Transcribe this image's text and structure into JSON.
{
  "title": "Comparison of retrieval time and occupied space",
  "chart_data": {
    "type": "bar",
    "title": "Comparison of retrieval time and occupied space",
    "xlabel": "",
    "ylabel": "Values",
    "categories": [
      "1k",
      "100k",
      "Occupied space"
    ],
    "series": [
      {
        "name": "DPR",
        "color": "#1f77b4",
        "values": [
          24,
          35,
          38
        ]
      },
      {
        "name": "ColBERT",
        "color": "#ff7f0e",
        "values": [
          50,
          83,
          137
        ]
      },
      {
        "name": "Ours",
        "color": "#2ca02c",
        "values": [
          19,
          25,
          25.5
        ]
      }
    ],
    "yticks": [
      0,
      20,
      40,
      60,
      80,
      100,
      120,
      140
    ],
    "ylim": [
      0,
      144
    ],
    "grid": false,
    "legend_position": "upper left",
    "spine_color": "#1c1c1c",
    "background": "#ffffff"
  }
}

...

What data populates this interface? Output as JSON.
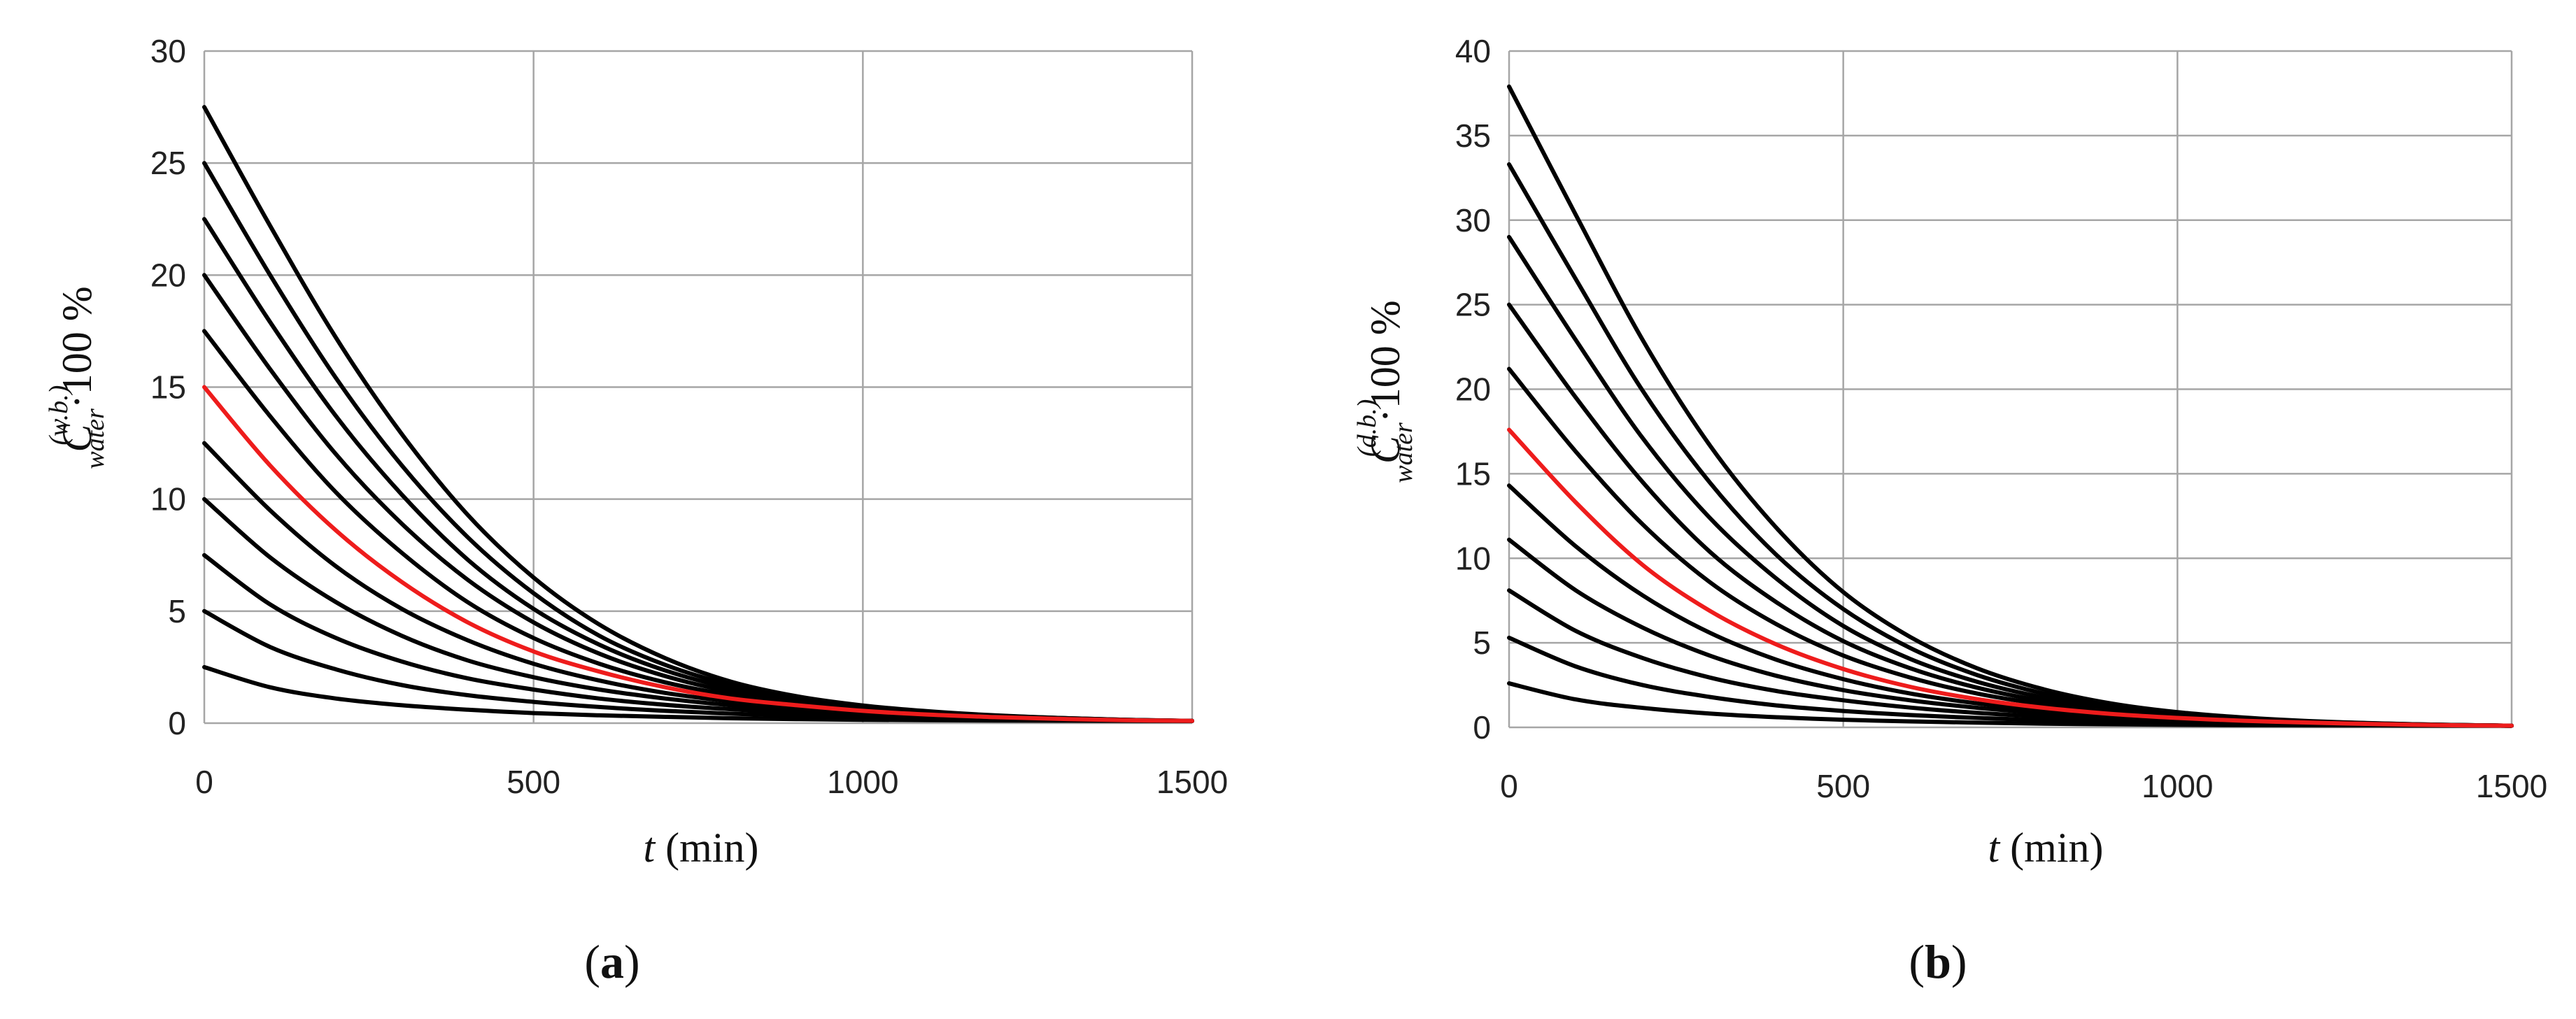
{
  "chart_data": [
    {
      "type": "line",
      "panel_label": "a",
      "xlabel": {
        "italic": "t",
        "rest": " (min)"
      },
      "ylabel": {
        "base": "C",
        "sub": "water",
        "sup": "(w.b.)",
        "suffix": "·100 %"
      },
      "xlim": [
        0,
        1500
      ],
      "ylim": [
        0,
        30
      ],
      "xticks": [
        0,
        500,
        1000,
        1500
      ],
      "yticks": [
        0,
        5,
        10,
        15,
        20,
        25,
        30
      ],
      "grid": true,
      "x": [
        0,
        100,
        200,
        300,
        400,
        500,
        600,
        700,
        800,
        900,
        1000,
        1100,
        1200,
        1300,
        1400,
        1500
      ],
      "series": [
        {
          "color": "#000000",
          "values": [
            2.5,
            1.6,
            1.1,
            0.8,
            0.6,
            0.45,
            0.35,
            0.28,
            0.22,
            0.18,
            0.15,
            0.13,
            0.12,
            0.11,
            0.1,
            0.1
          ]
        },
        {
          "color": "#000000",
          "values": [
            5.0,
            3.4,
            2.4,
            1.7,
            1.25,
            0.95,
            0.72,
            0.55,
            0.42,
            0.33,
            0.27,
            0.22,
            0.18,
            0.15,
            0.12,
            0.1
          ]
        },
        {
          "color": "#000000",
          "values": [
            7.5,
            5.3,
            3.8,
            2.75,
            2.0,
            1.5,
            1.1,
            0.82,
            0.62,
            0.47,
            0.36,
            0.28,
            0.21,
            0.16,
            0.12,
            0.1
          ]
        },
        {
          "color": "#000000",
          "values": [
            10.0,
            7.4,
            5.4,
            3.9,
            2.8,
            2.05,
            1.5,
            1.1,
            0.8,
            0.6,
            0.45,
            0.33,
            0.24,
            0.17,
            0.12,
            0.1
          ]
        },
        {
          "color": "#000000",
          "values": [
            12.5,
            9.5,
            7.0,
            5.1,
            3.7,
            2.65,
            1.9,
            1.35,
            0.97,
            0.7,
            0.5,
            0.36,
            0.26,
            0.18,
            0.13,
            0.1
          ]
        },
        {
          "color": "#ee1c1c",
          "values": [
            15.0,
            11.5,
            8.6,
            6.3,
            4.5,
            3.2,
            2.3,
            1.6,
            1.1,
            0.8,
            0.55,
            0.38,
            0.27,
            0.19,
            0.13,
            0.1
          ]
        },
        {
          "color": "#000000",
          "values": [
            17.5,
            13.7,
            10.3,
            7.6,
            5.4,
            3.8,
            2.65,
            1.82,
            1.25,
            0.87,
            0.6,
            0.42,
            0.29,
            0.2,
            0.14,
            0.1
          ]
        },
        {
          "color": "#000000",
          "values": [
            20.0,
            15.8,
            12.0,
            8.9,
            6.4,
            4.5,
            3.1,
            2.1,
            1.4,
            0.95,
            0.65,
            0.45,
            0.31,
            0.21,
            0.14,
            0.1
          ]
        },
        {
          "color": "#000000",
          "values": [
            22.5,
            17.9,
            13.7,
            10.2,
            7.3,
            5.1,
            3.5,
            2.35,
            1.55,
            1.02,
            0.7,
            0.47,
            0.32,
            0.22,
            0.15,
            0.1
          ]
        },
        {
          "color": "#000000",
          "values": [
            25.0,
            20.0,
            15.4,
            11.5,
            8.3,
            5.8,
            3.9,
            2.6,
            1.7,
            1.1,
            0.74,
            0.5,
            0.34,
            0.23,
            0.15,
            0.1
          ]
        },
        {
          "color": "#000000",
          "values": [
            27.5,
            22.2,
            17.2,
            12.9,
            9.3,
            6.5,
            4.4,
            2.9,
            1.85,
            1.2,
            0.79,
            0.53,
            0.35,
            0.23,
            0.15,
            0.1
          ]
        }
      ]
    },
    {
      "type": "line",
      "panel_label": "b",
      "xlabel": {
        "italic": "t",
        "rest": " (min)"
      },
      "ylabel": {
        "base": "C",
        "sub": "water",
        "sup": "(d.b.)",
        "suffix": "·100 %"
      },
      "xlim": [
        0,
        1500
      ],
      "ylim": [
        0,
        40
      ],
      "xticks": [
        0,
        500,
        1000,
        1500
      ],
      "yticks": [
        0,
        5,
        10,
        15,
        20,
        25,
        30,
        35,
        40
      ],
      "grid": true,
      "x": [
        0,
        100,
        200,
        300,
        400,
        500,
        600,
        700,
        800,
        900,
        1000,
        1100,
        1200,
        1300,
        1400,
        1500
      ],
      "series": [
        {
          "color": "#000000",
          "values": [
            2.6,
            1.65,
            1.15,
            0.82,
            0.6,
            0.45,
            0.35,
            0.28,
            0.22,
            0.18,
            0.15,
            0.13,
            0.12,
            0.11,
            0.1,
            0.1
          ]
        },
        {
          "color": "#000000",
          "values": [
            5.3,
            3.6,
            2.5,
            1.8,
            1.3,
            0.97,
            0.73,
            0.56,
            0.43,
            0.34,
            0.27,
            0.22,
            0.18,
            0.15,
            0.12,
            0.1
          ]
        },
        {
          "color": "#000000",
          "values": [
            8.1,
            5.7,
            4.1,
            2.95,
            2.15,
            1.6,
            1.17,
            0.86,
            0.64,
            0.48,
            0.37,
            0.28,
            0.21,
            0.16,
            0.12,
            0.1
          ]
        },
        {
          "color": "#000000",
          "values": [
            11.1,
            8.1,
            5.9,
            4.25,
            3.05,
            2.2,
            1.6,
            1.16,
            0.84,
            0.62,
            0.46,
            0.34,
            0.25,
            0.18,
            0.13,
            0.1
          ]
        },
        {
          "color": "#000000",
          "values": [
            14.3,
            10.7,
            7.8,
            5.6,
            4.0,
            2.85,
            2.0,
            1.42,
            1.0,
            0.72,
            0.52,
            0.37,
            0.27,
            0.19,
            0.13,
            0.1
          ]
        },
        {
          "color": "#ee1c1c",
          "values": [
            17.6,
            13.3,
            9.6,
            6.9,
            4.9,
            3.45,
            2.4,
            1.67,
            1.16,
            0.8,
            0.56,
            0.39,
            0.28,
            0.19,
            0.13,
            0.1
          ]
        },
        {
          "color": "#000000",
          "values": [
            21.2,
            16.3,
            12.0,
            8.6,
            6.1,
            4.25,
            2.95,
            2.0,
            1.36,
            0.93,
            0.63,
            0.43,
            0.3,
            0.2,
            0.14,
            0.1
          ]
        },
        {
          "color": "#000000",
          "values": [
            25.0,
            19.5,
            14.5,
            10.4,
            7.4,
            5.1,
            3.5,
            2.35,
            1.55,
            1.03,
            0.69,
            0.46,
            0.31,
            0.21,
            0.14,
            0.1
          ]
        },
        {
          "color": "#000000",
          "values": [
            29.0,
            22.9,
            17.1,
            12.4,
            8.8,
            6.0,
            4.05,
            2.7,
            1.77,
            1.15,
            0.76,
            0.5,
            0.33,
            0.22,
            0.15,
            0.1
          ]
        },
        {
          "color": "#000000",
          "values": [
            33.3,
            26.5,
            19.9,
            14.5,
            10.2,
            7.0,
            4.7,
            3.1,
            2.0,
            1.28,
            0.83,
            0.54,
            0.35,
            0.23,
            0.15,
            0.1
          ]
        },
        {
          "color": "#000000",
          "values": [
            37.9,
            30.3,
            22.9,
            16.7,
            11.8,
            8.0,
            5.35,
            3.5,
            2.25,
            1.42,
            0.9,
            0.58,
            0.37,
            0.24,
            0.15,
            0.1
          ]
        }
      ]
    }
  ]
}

* * *

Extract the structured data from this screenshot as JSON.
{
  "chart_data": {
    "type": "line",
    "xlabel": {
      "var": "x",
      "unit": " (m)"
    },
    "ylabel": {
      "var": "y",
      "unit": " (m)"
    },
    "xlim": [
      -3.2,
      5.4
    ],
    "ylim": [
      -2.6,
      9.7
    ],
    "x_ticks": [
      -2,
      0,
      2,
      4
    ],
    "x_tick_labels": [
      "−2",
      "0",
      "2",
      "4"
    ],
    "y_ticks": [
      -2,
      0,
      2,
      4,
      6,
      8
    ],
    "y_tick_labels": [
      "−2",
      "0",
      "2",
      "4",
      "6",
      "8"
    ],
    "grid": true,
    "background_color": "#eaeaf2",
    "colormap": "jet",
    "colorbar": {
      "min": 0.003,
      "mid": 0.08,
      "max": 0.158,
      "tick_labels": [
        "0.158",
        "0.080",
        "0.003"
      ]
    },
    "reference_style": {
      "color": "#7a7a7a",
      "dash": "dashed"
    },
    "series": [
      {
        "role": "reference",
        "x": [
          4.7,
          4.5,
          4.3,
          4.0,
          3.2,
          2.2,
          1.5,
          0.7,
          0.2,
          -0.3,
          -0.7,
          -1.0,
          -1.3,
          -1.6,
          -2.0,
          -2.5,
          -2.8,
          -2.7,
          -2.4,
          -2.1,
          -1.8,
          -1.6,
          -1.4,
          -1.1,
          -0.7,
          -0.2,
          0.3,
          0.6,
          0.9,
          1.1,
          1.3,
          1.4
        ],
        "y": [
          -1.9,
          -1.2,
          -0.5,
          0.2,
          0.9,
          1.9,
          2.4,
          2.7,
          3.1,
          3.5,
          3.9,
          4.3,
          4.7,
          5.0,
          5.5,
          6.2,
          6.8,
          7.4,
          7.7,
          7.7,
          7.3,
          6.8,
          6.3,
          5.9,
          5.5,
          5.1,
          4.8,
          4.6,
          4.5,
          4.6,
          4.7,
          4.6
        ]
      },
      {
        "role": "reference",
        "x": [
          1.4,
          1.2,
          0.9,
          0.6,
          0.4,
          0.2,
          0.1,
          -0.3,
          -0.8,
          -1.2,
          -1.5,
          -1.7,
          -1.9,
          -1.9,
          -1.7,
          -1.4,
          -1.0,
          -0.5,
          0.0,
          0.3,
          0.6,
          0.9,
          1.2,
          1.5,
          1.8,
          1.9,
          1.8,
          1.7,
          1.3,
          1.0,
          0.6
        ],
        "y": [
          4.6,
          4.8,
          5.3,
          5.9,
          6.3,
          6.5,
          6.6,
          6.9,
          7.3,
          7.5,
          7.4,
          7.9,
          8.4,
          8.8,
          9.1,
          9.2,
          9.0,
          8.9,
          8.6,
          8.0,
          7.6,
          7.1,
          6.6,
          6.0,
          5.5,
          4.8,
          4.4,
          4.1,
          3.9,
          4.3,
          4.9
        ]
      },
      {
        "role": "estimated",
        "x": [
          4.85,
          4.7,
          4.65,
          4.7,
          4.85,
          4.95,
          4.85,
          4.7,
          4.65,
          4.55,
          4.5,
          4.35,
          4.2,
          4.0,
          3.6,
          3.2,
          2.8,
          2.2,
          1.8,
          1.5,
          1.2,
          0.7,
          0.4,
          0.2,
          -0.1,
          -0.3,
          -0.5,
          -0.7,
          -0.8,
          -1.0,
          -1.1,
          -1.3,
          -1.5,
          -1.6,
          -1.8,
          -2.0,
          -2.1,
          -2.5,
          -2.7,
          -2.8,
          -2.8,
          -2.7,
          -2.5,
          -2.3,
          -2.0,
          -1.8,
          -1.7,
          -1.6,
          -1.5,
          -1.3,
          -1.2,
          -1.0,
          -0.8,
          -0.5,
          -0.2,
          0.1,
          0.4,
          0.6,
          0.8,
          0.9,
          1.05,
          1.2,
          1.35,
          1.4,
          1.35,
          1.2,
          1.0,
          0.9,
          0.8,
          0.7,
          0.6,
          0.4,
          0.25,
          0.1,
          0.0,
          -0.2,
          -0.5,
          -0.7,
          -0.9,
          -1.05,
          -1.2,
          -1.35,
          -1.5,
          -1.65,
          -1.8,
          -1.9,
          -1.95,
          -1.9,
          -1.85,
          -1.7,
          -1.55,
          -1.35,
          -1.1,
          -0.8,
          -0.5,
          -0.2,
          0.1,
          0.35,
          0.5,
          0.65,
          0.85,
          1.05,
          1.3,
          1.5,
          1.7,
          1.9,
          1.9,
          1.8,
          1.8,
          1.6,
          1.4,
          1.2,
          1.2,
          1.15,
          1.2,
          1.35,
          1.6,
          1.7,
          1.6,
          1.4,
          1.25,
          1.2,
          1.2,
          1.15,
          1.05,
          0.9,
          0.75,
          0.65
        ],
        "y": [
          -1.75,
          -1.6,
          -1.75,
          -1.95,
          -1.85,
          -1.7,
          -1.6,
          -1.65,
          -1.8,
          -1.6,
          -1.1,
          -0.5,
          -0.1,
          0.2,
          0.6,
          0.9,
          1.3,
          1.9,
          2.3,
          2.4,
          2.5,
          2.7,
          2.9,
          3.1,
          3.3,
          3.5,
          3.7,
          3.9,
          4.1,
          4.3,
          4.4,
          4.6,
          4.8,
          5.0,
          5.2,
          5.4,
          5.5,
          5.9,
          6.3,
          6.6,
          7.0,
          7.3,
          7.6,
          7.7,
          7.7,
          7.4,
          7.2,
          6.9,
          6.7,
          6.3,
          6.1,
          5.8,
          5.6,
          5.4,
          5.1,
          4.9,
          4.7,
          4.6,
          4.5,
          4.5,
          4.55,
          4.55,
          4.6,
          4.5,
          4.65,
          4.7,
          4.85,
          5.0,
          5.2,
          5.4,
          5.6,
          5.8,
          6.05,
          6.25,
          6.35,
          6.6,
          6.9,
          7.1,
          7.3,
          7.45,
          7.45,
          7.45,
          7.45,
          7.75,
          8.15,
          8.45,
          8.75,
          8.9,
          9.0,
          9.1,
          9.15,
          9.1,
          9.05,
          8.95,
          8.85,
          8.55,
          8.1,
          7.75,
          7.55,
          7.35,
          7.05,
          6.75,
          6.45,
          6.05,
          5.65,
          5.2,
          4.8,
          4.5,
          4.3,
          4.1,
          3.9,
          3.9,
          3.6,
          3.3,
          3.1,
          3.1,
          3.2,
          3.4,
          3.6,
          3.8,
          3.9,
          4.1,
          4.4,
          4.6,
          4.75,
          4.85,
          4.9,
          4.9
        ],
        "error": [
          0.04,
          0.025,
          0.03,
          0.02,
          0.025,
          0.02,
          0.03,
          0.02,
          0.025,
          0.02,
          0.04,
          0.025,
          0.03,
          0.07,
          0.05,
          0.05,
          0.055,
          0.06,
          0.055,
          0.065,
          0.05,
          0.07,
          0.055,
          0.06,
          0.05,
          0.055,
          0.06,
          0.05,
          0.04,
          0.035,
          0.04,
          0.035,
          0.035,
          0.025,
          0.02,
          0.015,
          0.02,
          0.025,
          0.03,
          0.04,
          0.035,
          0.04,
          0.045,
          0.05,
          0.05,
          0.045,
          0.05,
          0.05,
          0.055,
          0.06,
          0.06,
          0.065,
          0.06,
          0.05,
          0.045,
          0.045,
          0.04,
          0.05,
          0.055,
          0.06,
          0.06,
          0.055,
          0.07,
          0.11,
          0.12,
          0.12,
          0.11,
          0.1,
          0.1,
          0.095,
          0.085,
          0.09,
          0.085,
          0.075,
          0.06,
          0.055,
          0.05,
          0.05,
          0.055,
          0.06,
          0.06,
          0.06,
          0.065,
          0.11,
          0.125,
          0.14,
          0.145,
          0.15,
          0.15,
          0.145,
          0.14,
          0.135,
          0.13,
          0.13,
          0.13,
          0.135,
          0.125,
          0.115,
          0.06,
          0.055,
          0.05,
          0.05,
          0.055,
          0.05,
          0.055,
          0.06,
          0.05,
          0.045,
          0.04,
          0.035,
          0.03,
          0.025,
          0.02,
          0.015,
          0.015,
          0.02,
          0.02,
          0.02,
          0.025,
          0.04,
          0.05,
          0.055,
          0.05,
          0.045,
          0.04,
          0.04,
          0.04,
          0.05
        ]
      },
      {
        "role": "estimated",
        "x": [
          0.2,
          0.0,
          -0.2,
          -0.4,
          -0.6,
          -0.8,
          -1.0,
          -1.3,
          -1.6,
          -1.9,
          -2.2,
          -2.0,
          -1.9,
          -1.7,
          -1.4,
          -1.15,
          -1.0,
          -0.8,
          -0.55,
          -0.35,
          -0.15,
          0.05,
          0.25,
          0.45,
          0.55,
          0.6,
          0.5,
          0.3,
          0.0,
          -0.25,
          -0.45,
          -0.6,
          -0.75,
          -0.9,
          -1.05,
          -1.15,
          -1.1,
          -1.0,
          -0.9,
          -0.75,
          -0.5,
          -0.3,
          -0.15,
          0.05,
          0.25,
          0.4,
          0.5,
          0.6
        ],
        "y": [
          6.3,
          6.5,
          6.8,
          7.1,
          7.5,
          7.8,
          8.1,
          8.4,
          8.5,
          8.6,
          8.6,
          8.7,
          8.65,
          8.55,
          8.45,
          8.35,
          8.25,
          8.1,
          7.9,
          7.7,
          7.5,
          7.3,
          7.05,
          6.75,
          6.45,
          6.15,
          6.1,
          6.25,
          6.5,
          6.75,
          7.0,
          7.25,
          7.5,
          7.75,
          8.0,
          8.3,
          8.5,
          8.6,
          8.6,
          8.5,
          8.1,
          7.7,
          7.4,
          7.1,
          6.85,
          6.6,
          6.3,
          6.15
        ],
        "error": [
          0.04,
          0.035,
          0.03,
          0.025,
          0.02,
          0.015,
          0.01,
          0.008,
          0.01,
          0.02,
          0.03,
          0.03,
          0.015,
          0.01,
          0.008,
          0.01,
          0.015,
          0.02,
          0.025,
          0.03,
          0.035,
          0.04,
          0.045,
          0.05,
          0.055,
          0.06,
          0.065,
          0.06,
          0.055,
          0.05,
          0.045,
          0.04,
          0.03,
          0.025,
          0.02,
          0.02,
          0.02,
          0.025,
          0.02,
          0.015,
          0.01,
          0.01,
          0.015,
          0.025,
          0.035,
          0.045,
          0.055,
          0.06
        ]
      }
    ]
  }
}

[TASK STATEMENT] Search the listing for the string "this". Copy each line where it turns up.

[WORKED SOLUTION]
Transcribe this image's text and structure into JSON.
What data populates this interface? Output as JSON.
Extract the structured data from this screenshot as JSON.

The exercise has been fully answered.